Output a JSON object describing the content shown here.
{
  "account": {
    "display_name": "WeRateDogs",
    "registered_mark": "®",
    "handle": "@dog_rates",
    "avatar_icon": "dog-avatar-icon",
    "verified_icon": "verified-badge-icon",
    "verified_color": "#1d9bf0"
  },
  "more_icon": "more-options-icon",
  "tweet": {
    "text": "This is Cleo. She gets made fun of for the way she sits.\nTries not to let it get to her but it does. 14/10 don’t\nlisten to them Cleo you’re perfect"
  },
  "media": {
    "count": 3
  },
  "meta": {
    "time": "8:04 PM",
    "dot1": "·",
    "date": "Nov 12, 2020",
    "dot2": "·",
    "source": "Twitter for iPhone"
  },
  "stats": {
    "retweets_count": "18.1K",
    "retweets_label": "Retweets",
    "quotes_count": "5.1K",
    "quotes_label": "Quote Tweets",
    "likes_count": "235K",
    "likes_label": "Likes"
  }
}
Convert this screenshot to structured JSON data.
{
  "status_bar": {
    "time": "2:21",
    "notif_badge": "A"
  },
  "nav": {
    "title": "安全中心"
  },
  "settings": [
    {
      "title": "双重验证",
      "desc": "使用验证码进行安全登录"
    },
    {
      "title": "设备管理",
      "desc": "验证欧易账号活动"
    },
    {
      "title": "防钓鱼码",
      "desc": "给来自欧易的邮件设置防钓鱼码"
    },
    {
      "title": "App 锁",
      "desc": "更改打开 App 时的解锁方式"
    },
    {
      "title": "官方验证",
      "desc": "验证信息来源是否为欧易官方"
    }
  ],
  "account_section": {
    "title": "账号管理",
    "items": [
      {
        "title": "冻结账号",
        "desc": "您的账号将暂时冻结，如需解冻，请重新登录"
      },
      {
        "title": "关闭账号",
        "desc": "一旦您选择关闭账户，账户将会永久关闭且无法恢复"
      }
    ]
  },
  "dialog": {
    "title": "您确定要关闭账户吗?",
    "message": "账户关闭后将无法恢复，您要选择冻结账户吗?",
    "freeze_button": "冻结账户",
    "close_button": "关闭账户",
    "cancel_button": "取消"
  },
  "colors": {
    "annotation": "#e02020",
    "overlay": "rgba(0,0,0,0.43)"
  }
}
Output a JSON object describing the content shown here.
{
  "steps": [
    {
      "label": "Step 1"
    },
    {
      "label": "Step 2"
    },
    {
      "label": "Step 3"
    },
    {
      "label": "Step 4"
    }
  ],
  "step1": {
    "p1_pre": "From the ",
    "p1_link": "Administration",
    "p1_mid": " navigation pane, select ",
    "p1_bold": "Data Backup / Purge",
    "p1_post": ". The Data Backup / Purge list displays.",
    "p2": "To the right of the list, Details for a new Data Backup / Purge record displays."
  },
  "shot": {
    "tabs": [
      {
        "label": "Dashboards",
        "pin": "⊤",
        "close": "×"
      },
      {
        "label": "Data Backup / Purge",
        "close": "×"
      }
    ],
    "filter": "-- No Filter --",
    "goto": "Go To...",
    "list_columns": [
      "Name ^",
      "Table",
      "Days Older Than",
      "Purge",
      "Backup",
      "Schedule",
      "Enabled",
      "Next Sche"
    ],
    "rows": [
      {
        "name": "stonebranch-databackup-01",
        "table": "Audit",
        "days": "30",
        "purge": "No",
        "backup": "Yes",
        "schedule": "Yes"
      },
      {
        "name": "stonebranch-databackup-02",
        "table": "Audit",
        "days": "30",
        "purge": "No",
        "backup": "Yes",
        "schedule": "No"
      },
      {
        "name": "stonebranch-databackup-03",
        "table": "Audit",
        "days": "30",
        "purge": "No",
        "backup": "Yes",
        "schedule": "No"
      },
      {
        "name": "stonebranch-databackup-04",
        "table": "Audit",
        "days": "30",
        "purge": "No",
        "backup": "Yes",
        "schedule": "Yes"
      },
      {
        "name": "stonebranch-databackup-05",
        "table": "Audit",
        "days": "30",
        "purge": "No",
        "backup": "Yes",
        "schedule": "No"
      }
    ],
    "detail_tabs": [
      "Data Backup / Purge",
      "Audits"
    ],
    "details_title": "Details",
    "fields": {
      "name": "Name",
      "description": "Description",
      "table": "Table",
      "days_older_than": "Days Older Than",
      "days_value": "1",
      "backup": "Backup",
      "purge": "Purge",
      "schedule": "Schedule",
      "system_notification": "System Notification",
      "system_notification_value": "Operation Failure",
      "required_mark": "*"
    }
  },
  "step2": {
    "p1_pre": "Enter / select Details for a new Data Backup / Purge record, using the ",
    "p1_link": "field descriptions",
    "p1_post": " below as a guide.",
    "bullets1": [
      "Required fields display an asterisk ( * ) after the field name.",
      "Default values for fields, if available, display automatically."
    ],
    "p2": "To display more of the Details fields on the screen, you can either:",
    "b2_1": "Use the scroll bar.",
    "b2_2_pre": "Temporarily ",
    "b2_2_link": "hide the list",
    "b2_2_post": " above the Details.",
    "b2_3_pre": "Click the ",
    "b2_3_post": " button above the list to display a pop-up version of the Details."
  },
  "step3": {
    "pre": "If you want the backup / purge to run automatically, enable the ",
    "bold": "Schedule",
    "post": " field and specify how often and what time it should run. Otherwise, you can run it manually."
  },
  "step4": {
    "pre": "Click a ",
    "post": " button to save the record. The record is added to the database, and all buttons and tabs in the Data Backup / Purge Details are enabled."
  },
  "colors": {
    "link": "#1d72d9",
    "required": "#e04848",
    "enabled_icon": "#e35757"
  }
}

Instruction:
Every line holding "displays" should be copied out.

Written response:
    "p1_post": ". The Data Backup / Purge list displays.",
    "p2": "To the right of the list, Details for a new Data Backup / Purge record displays."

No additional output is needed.